- Work to do
Below are some records. Copy every line in them that holds "screenshot".

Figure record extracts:
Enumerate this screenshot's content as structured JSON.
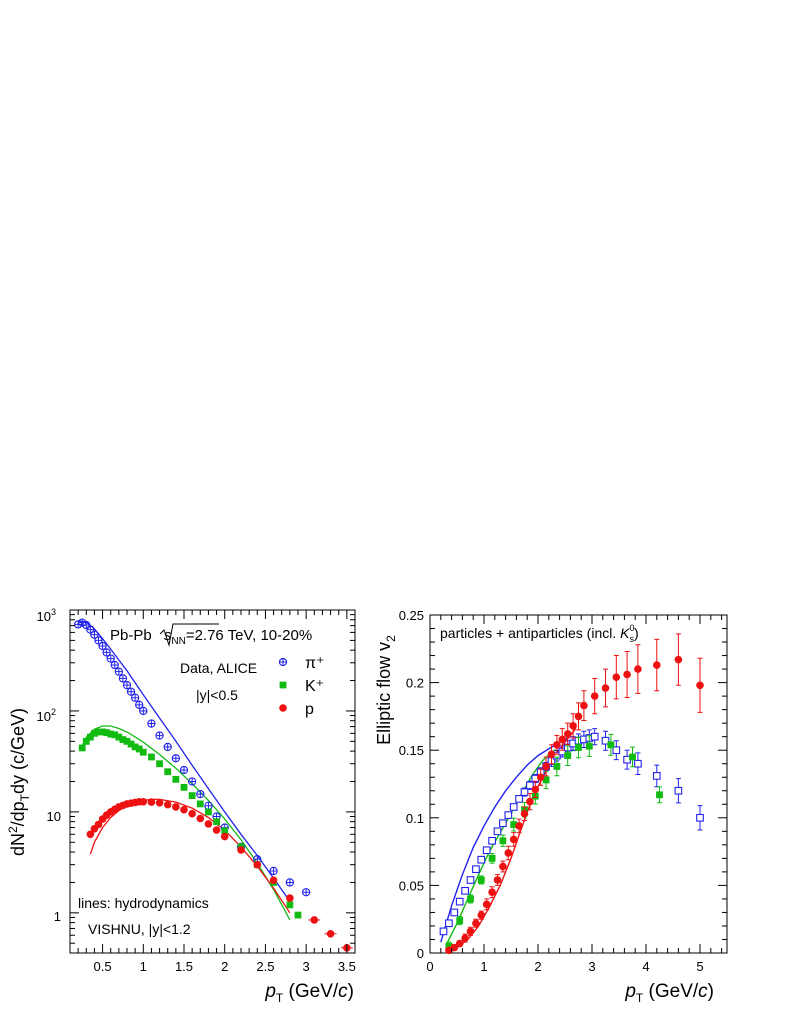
{
  "colors": {
    "pion": "#2222ee",
    "kaon": "#11bb11",
    "proton": "#ee1111",
    "axis": "#000000"
  },
  "chart_data": [
    {
      "type": "scatter",
      "panel": "spectra",
      "yscale": "log",
      "xlim": [
        0.1,
        3.6
      ],
      "ylim": [
        0.4,
        1000
      ],
      "xticks": [
        "0.5",
        "1",
        "1.5",
        "2",
        "2.5",
        "3",
        "3.5"
      ],
      "yticks": [
        {
          "base": "1",
          "exp": ""
        },
        {
          "base": "10",
          "exp": ""
        },
        {
          "base": "10",
          "exp": "2"
        },
        {
          "base": "10",
          "exp": "3"
        }
      ],
      "ylabel_parts": [
        "dN",
        "2",
        "/dp",
        "T",
        "dy (c/GeV)"
      ],
      "xlabel_parts": [
        "p",
        "T",
        " (GeV/",
        "c",
        ")"
      ],
      "annotations": {
        "system_pre": "Pb-Pb ",
        "system_s": "s",
        "system_sub": "NN",
        "system_post": "=2.76 TeV, 10-20%",
        "data_label": "Data, ALICE",
        "rapidity_data": "|y|<0.5",
        "lines_label": "lines: hydrodynamics",
        "model_label": "VISHNU, |y|<1.2"
      },
      "legend": [
        "π⁺",
        "K⁺",
        "p"
      ],
      "series": [
        {
          "name": "π⁺",
          "x": [
            0.2,
            0.25,
            0.3,
            0.35,
            0.4,
            0.45,
            0.5,
            0.55,
            0.6,
            0.65,
            0.7,
            0.75,
            0.8,
            0.85,
            0.9,
            0.95,
            1.0,
            1.1,
            1.2,
            1.3,
            1.4,
            1.5,
            1.6,
            1.7,
            1.8,
            1.9,
            2.0,
            2.2,
            2.4,
            2.6,
            2.8,
            3.0
          ],
          "y": [
            720,
            750,
            710,
            640,
            570,
            500,
            440,
            380,
            330,
            285,
            245,
            210,
            180,
            155,
            135,
            115,
            100,
            75,
            57,
            44,
            34,
            26,
            20,
            15,
            11.5,
            9,
            7,
            4.5,
            3.4,
            2.6,
            2.0,
            1.6
          ]
        },
        {
          "name": "K⁺",
          "x": [
            0.25,
            0.3,
            0.35,
            0.4,
            0.45,
            0.5,
            0.55,
            0.6,
            0.65,
            0.7,
            0.75,
            0.8,
            0.85,
            0.9,
            0.95,
            1.0,
            1.1,
            1.2,
            1.3,
            1.4,
            1.5,
            1.6,
            1.7,
            1.8,
            1.9,
            2.0,
            2.2,
            2.4,
            2.6,
            2.8,
            2.9
          ],
          "y": [
            43,
            50,
            55,
            60,
            62,
            62,
            61,
            59,
            58,
            55,
            52,
            50,
            47,
            44,
            42,
            39,
            35,
            30,
            25,
            21,
            17.5,
            14.5,
            12,
            10,
            8,
            6.5,
            4.5,
            3.0,
            2.0,
            1.2,
            0.95
          ]
        },
        {
          "name": "p",
          "x": [
            0.35,
            0.4,
            0.45,
            0.5,
            0.55,
            0.6,
            0.65,
            0.7,
            0.75,
            0.8,
            0.85,
            0.9,
            0.95,
            1.0,
            1.1,
            1.2,
            1.3,
            1.4,
            1.5,
            1.6,
            1.7,
            1.8,
            1.9,
            2.0,
            2.2,
            2.4,
            2.6,
            2.8,
            3.1,
            3.3,
            3.5
          ],
          "y": [
            6,
            6.8,
            7.5,
            8.5,
            9.3,
            10,
            10.6,
            11.2,
            11.6,
            12,
            12.2,
            12.4,
            12.6,
            12.6,
            12.5,
            12.3,
            11.8,
            11.2,
            10.5,
            9.6,
            8.6,
            7.6,
            6.6,
            5.7,
            4.2,
            3.0,
            2.1,
            1.4,
            0.85,
            0.62,
            0.45
          ]
        }
      ],
      "model_curves": [
        {
          "name": "π⁺",
          "x": [
            0.2,
            0.3,
            0.4,
            0.5,
            0.6,
            0.8,
            1.0,
            1.2,
            1.4,
            1.6,
            1.8,
            2.0,
            2.2,
            2.4,
            2.6,
            2.8
          ],
          "y": [
            780,
            760,
            650,
            520,
            410,
            250,
            145,
            85,
            50,
            29,
            17,
            10,
            6,
            3.7,
            2.2,
            1.3
          ]
        },
        {
          "name": "K⁺",
          "x": [
            0.25,
            0.3,
            0.4,
            0.5,
            0.6,
            0.7,
            0.8,
            1.0,
            1.2,
            1.4,
            1.6,
            1.8,
            2.0,
            2.2,
            2.4,
            2.6,
            2.8
          ],
          "y": [
            45,
            55,
            66,
            71,
            71,
            67,
            62,
            49,
            37,
            27,
            19,
            13,
            8.5,
            5.3,
            3.1,
            1.7,
            0.85
          ]
        },
        {
          "name": "p",
          "x": [
            0.35,
            0.4,
            0.5,
            0.6,
            0.7,
            0.8,
            0.9,
            1.0,
            1.1,
            1.2,
            1.4,
            1.6,
            1.8,
            2.0,
            2.2,
            2.4,
            2.6,
            2.8
          ],
          "y": [
            3.8,
            5,
            7,
            8.8,
            10.3,
            11.5,
            12.4,
            13,
            13.3,
            13.3,
            12.5,
            10.9,
            8.8,
            6.6,
            4.5,
            2.9,
            1.75,
            1.0
          ]
        }
      ]
    },
    {
      "type": "scatter",
      "panel": "flow",
      "xlim": [
        0,
        5.5
      ],
      "ylim": [
        0,
        0.25
      ],
      "xticks": [
        "0",
        "1",
        "2",
        "3",
        "4",
        "5"
      ],
      "yticks": [
        "0",
        "0.05",
        "0.1",
        "0.15",
        "0.2",
        "0.25"
      ],
      "ylabel_parts": [
        "Elliptic flow v",
        "2"
      ],
      "xlabel_parts": [
        "p",
        "T",
        " (GeV/",
        "c",
        ")"
      ],
      "annotations": {
        "selection_pre": "particles + antiparticles (incl. ",
        "selection_sym": "K",
        "selection_sup": "0",
        "selection_sub": "s",
        "selection_post": ")"
      },
      "series": [
        {
          "name": "π⁺",
          "x": [
            0.25,
            0.35,
            0.45,
            0.55,
            0.65,
            0.75,
            0.85,
            0.95,
            1.05,
            1.15,
            1.25,
            1.35,
            1.45,
            1.55,
            1.65,
            1.75,
            1.85,
            1.95,
            2.05,
            2.15,
            2.25,
            2.35,
            2.45,
            2.55,
            2.65,
            2.75,
            2.85,
            2.95,
            3.05,
            3.25,
            3.45,
            3.65,
            3.85,
            4.2,
            4.6,
            5.0
          ],
          "y": [
            0.016,
            0.022,
            0.03,
            0.038,
            0.046,
            0.054,
            0.062,
            0.069,
            0.076,
            0.083,
            0.09,
            0.096,
            0.102,
            0.108,
            0.114,
            0.119,
            0.124,
            0.129,
            0.134,
            0.138,
            0.142,
            0.146,
            0.149,
            0.152,
            0.155,
            0.157,
            0.158,
            0.159,
            0.16,
            0.157,
            0.15,
            0.143,
            0.14,
            0.131,
            0.12,
            0.1
          ],
          "err": [
            0.002,
            0.002,
            0.002,
            0.002,
            0.002,
            0.002,
            0.002,
            0.002,
            0.002,
            0.002,
            0.002,
            0.002,
            0.002,
            0.002,
            0.002,
            0.003,
            0.003,
            0.003,
            0.003,
            0.003,
            0.004,
            0.004,
            0.004,
            0.005,
            0.005,
            0.005,
            0.006,
            0.006,
            0.006,
            0.007,
            0.007,
            0.007,
            0.008,
            0.008,
            0.009,
            0.009
          ]
        },
        {
          "name": "K⁺",
          "x": [
            0.35,
            0.55,
            0.75,
            0.95,
            1.15,
            1.35,
            1.55,
            1.75,
            1.95,
            2.15,
            2.35,
            2.55,
            2.75,
            2.95,
            3.35,
            3.75,
            4.25
          ],
          "y": [
            0.005,
            0.024,
            0.04,
            0.054,
            0.07,
            0.083,
            0.095,
            0.106,
            0.116,
            0.128,
            0.138,
            0.146,
            0.152,
            0.153,
            0.154,
            0.145,
            0.117
          ]
        },
        {
          "name": "p",
          "x": [
            0.35,
            0.45,
            0.55,
            0.65,
            0.75,
            0.85,
            0.95,
            1.05,
            1.15,
            1.25,
            1.35,
            1.45,
            1.55,
            1.65,
            1.75,
            1.85,
            1.95,
            2.05,
            2.15,
            2.25,
            2.35,
            2.45,
            2.55,
            2.65,
            2.75,
            2.85,
            3.05,
            3.25,
            3.45,
            3.65,
            3.85,
            4.2,
            4.6,
            5.0
          ],
          "y": [
            0.002,
            0.004,
            0.007,
            0.011,
            0.016,
            0.022,
            0.028,
            0.036,
            0.045,
            0.054,
            0.064,
            0.074,
            0.084,
            0.094,
            0.103,
            0.112,
            0.121,
            0.13,
            0.138,
            0.147,
            0.154,
            0.158,
            0.162,
            0.168,
            0.175,
            0.183,
            0.19,
            0.196,
            0.204,
            0.206,
            0.21,
            0.213,
            0.217,
            0.198
          ],
          "err": [
            0.002,
            0.002,
            0.002,
            0.003,
            0.003,
            0.003,
            0.003,
            0.004,
            0.004,
            0.004,
            0.004,
            0.005,
            0.005,
            0.005,
            0.005,
            0.006,
            0.006,
            0.006,
            0.007,
            0.007,
            0.007,
            0.008,
            0.008,
            0.009,
            0.01,
            0.011,
            0.013,
            0.014,
            0.016,
            0.017,
            0.018,
            0.019,
            0.019,
            0.02
          ]
        }
      ],
      "model_curves": [
        {
          "name": "π⁺",
          "x": [
            0.2,
            0.4,
            0.6,
            0.8,
            1.0,
            1.2,
            1.4,
            1.6,
            1.8,
            2.0,
            2.2,
            2.4,
            2.6
          ],
          "y": [
            0.008,
            0.035,
            0.058,
            0.078,
            0.094,
            0.108,
            0.12,
            0.13,
            0.139,
            0.146,
            0.151,
            0.156,
            0.16
          ]
        },
        {
          "name": "K⁺",
          "x": [
            0.3,
            0.5,
            0.7,
            0.9,
            1.1,
            1.3,
            1.5,
            1.7,
            1.9,
            2.1,
            2.3,
            2.5,
            2.7
          ],
          "y": [
            0.006,
            0.022,
            0.04,
            0.058,
            0.075,
            0.089,
            0.103,
            0.118,
            0.132,
            0.143,
            0.15,
            0.149,
            0.15
          ]
        },
        {
          "name": "p",
          "x": [
            0.3,
            0.5,
            0.7,
            0.9,
            1.1,
            1.3,
            1.5,
            1.7,
            1.9,
            2.1,
            2.3,
            2.5,
            2.7
          ],
          "y": [
            0.001,
            0.004,
            0.01,
            0.02,
            0.034,
            0.05,
            0.07,
            0.093,
            0.115,
            0.131,
            0.145,
            0.156,
            0.166
          ]
        }
      ]
    }
  ]
}
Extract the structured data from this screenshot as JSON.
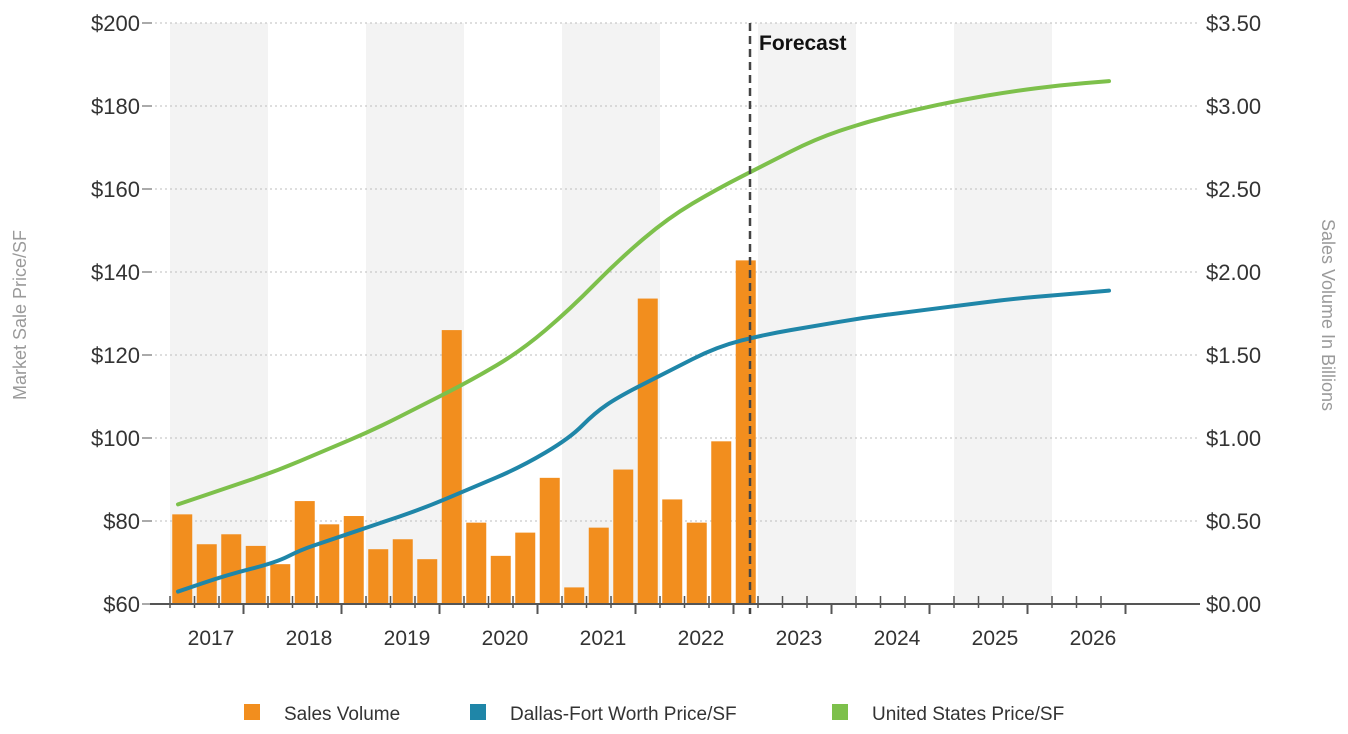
{
  "chart_data": {
    "type": "bar+line",
    "title": "",
    "forecast_label": "Forecast",
    "forecast_start_year": 2023,
    "y_left_label": "Market Sale Price/SF",
    "y_right_label": "Sales Volume In Billions",
    "y_left_range": [
      60,
      200
    ],
    "y_right_range": [
      0,
      3.5
    ],
    "y_left_ticks": [
      "$60",
      "$80",
      "$100",
      "$120",
      "$140",
      "$160",
      "$180",
      "$200"
    ],
    "y_right_ticks": [
      "$0.00",
      "$0.50",
      "$1.00",
      "$1.50",
      "$2.00",
      "$2.50",
      "$3.00",
      "$3.50"
    ],
    "x_years": [
      "2017",
      "2018",
      "2019",
      "2020",
      "2021",
      "2022",
      "2023",
      "2024",
      "2025",
      "2026"
    ],
    "grid": "alternating year bands",
    "legend_position": "bottom",
    "colors": {
      "sales_volume": "#F28E1E",
      "dfw": "#1F86A8",
      "us": "#7DC04B",
      "band": "#F3F3F3",
      "axis": "#555555"
    },
    "sales_volume": {
      "name": "Sales Volume",
      "quarters": [
        "2017 Q1",
        "2017 Q2",
        "2017 Q3",
        "2017 Q4",
        "2018 Q1",
        "2018 Q2",
        "2018 Q3",
        "2018 Q4",
        "2019 Q1",
        "2019 Q2",
        "2019 Q3",
        "2019 Q4",
        "2020 Q1",
        "2020 Q2",
        "2020 Q3",
        "2020 Q4",
        "2021 Q1",
        "2021 Q2",
        "2021 Q3",
        "2021 Q4",
        "2022 Q1",
        "2022 Q2",
        "2022 Q3",
        "2022 Q4"
      ],
      "values": [
        0.54,
        0.36,
        0.42,
        0.35,
        0.24,
        0.62,
        0.48,
        0.53,
        0.33,
        0.39,
        0.27,
        1.65,
        0.49,
        0.29,
        0.43,
        0.76,
        0.1,
        0.46,
        0.81,
        1.84,
        0.63,
        0.49,
        0.98,
        2.07
      ]
    },
    "dfw_price": {
      "name": "Dallas-Fort Worth Price/SF",
      "x": [
        2017.0,
        2017.5,
        2018.0,
        2018.25,
        2018.5,
        2019.0,
        2019.5,
        2020.0,
        2020.5,
        2021.0,
        2021.25,
        2021.5,
        2022.0,
        2022.5,
        2023.0,
        2023.5,
        2024.0,
        2024.5,
        2025.0,
        2025.5,
        2026.0,
        2026.5
      ],
      "values": [
        63,
        67,
        70,
        73,
        75,
        79,
        83,
        88,
        93,
        100,
        106,
        110,
        116,
        122,
        125,
        127,
        129,
        130.5,
        132,
        133.5,
        134.5,
        135.5
      ]
    },
    "us_price": {
      "name": "United States Price/SF",
      "x": [
        2017.0,
        2017.5,
        2018.0,
        2018.5,
        2019.0,
        2019.5,
        2020.0,
        2020.5,
        2021.0,
        2021.5,
        2022.0,
        2022.5,
        2023.0,
        2023.5,
        2024.0,
        2024.5,
        2025.0,
        2025.5,
        2026.0,
        2026.5
      ],
      "values": [
        84,
        88,
        92,
        97,
        102,
        108,
        114,
        121,
        131,
        143,
        153,
        160,
        166,
        172,
        176,
        179,
        181.5,
        183.5,
        185,
        186
      ]
    },
    "legend": [
      "Sales Volume",
      "Dallas-Fort Worth Price/SF",
      "United States Price/SF"
    ]
  }
}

- Finished task
Enumerate this screenshot's content as structured JSON.
Extract the structured data from this screenshot as JSON.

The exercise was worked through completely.